-- START OF Extracted data --

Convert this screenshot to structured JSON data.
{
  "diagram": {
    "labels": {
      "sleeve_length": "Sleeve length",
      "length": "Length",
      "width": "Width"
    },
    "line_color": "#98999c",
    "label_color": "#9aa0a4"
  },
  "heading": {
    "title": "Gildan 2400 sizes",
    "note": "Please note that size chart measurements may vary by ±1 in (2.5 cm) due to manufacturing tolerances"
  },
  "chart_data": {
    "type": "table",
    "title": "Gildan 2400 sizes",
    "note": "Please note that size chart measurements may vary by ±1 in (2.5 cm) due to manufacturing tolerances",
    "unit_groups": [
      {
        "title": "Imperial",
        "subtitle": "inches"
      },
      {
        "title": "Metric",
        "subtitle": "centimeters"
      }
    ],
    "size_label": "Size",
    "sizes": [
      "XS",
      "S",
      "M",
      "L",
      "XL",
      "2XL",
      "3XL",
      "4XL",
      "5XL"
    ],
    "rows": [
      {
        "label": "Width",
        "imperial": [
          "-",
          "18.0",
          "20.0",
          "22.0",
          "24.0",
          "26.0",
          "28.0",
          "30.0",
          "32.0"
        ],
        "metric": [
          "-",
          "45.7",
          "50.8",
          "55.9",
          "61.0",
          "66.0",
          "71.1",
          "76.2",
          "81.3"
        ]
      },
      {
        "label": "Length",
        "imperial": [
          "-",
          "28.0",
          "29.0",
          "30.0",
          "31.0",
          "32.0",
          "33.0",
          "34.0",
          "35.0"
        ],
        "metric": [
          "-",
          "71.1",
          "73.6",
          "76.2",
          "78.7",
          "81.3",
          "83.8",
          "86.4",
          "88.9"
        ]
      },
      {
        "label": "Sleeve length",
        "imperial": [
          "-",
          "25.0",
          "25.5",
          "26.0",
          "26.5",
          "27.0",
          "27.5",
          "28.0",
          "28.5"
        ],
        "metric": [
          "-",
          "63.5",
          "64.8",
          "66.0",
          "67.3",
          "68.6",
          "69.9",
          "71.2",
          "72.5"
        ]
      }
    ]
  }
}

-- END OF Extracted data --

## [Aim]
Reproduce the data shown above exactly.

## [Task result]
Convert this screenshot to structured JSON data.
{
  "diagram": {
    "labels": {
      "sleeve_length": "Sleeve length",
      "length": "Length",
      "width": "Width"
    },
    "line_color": "#98999c",
    "label_color": "#9aa0a4"
  },
  "heading": {
    "title": "Gildan 2400 sizes",
    "note": "Please note that size chart measurements may vary by ±1 in (2.5 cm) due to manufacturing tolerances"
  },
  "chart_data": {
    "type": "table",
    "title": "Gildan 2400 sizes",
    "note": "Please note that size chart measurements may vary by ±1 in (2.5 cm) due to manufacturing tolerances",
    "unit_groups": [
      {
        "title": "Imperial",
        "subtitle": "inches"
      },
      {
        "title": "Metric",
        "subtitle": "centimeters"
      }
    ],
    "size_label": "Size",
    "sizes": [
      "XS",
      "S",
      "M",
      "L",
      "XL",
      "2XL",
      "3XL",
      "4XL",
      "5XL"
    ],
    "rows": [
      {
        "label": "Width",
        "imperial": [
          "-",
          "18.0",
          "20.0",
          "22.0",
          "24.0",
          "26.0",
          "28.0",
          "30.0",
          "32.0"
        ],
        "metric": [
          "-",
          "45.7",
          "50.8",
          "55.9",
          "61.0",
          "66.0",
          "71.1",
          "76.2",
          "81.3"
        ]
      },
      {
        "label": "Length",
        "imperial": [
          "-",
          "28.0",
          "29.0",
          "30.0",
          "31.0",
          "32.0",
          "33.0",
          "34.0",
          "35.0"
        ],
        "metric": [
          "-",
          "71.1",
          "73.6",
          "76.2",
          "78.7",
          "81.3",
          "83.8",
          "86.4",
          "88.9"
        ]
      },
      {
        "label": "Sleeve length",
        "imperial": [
          "-",
          "25.0",
          "25.5",
          "26.0",
          "26.5",
          "27.0",
          "27.5",
          "28.0",
          "28.5"
        ],
        "metric": [
          "-",
          "63.5",
          "64.8",
          "66.0",
          "67.3",
          "68.6",
          "69.9",
          "71.2",
          "72.5"
        ]
      }
    ]
  }
}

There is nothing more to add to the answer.